- **Stated goal**: Pictures don't belong in the copy; print all the records exactly.

Records that describe figures:
-.-.-

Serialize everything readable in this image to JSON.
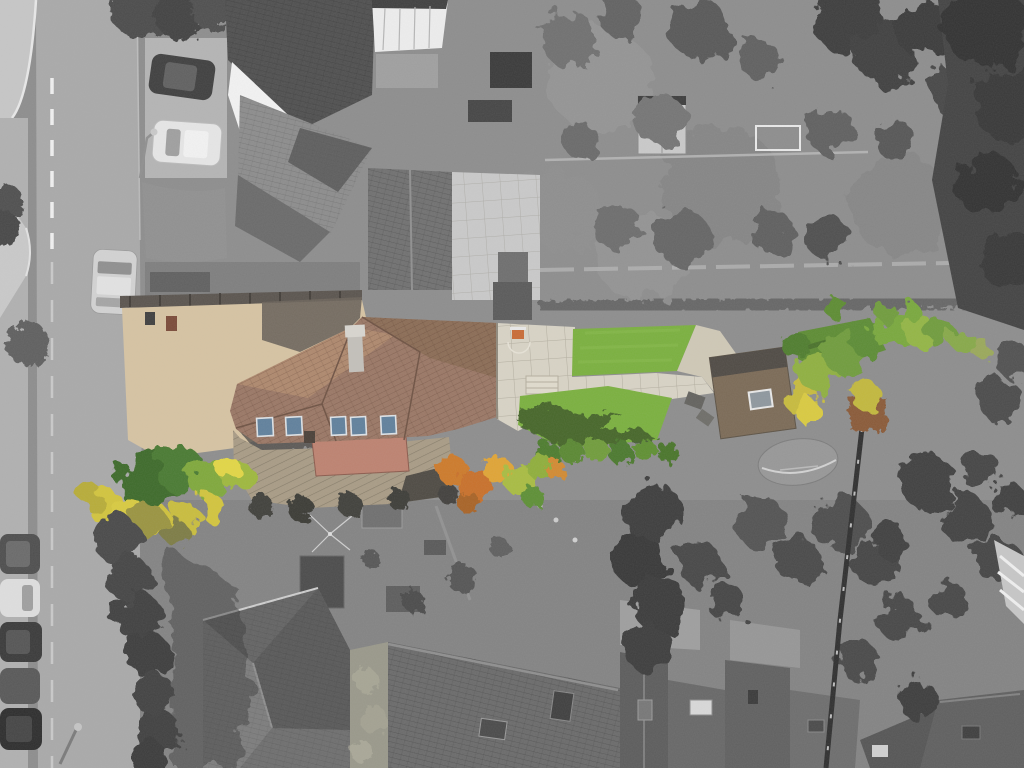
{
  "meta": {
    "type": "aerial-drone-photograph",
    "technique": "selective-colour: subject property shown in colour, all surroundings desaturated to grayscale",
    "subject": "detached house with terracotta tiled roof, gravel driveway, paved patio, two bright artificial lawns, timber outbuilding and a long autumn-coloured garden strip",
    "setting": "suburban street top-left with dashed centre line and parked cars; neighbouring grayscale houses, long rear gardens and terraced roofs below"
  },
  "counts": {
    "skylights_on_main_roof": 5,
    "lawns_in_colour": 3,
    "outbuilding_skylights": 1,
    "parked_cars_left_column": 5,
    "cars_near_top_parking": 2,
    "cars_on_road": 2,
    "street_lamps": 2,
    "football_goals": 1
  },
  "road_marking": "dashed white centre line",
  "palette": {
    "grayGround": "#8d8d8d",
    "road": "#a9a9a9",
    "roadLine": "#f0f0f0",
    "pavement": "#c6c6c6",
    "kerb": "#e8e8e8",
    "driveGravel": "#d6c3a2",
    "driveShadow": "#514e49",
    "boundaryWall": "#5a544e",
    "roofBase": "#9a7765",
    "roofLight": "#b18b6f",
    "roofDark": "#8a6a53",
    "roofEdge": "#6e5243",
    "skylightGlass": "#60809c",
    "skylightFrame": "#dde2e6",
    "chimney": "#c3c0ba",
    "flatRoof": "#bd8270",
    "extensionRoof": "#a89b85",
    "extensionEdge": "#4e4a43",
    "patio": "#d8d3c5",
    "patioJoint": "#a9a494",
    "lawnBright": "#7ab03e",
    "lawnFar": "#5d8c33",
    "lawnShadow": "#3c5a28",
    "outbuildingRoof": "#7b6a56",
    "outbuildingGable": "#4f4a44",
    "hedgeDarkGreen": "#3e6b2a",
    "hedgeYellow": "#d2c43c",
    "autumnOrange": "#cd7a2c",
    "autumnYellowGreen": "#a8bc42",
    "treeGreen": "#6f9c3c",
    "grayTree": "#565656",
    "grayTreeDark": "#3c3c3c",
    "forest": "#434343",
    "roofGrayDark": "#4f4f4f",
    "roofGray": "#8c8c8c",
    "roofGrayMid": "#707070",
    "roofWhite": "#f2f2f2",
    "mossRoof": "#99988a",
    "carDark": "#474747",
    "carWhite": "#e6e6e6",
    "carSilver": "#d2d2d2",
    "fence": "#2f2f2f",
    "shedRust": "#8a5a38",
    "hoopOrange": "#c96b35"
  }
}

-.-.-

- **Full output**:
Serialize everything readable in this image to JSON.
{
  "meta": {
    "type": "aerial-drone-photograph",
    "technique": "selective-colour: subject property shown in colour, all surroundings desaturated to grayscale",
    "subject": "detached house with terracotta tiled roof, gravel driveway, paved patio, two bright artificial lawns, timber outbuilding and a long autumn-coloured garden strip",
    "setting": "suburban street top-left with dashed centre line and parked cars; neighbouring grayscale houses, long rear gardens and terraced roofs below"
  },
  "counts": {
    "skylights_on_main_roof": 5,
    "lawns_in_colour": 3,
    "outbuilding_skylights": 1,
    "parked_cars_left_column": 5,
    "cars_near_top_parking": 2,
    "cars_on_road": 2,
    "street_lamps": 2,
    "football_goals": 1
  },
  "road_marking": "dashed white centre line",
  "palette": {
    "grayGround": "#8d8d8d",
    "road": "#a9a9a9",
    "roadLine": "#f0f0f0",
    "pavement": "#c6c6c6",
    "kerb": "#e8e8e8",
    "driveGravel": "#d6c3a2",
    "driveShadow": "#514e49",
    "boundaryWall": "#5a544e",
    "roofBase": "#9a7765",
    "roofLight": "#b18b6f",
    "roofDark": "#8a6a53",
    "roofEdge": "#6e5243",
    "skylightGlass": "#60809c",
    "skylightFrame": "#dde2e6",
    "chimney": "#c3c0ba",
    "flatRoof": "#bd8270",
    "extensionRoof": "#a89b85",
    "extensionEdge": "#4e4a43",
    "patio": "#d8d3c5",
    "patioJoint": "#a9a494",
    "lawnBright": "#7ab03e",
    "lawnFar": "#5d8c33",
    "lawnShadow": "#3c5a28",
    "outbuildingRoof": "#7b6a56",
    "outbuildingGable": "#4f4a44",
    "hedgeDarkGreen": "#3e6b2a",
    "hedgeYellow": "#d2c43c",
    "autumnOrange": "#cd7a2c",
    "autumnYellowGreen": "#a8bc42",
    "treeGreen": "#6f9c3c",
    "grayTree": "#565656",
    "grayTreeDark": "#3c3c3c",
    "forest": "#434343",
    "roofGrayDark": "#4f4f4f",
    "roofGray": "#8c8c8c",
    "roofGrayMid": "#707070",
    "roofWhite": "#f2f2f2",
    "mossRoof": "#99988a",
    "carDark": "#474747",
    "carWhite": "#e6e6e6",
    "carSilver": "#d2d2d2",
    "fence": "#2f2f2f",
    "shedRust": "#8a5a38",
    "hoopOrange": "#c96b35"
  }
}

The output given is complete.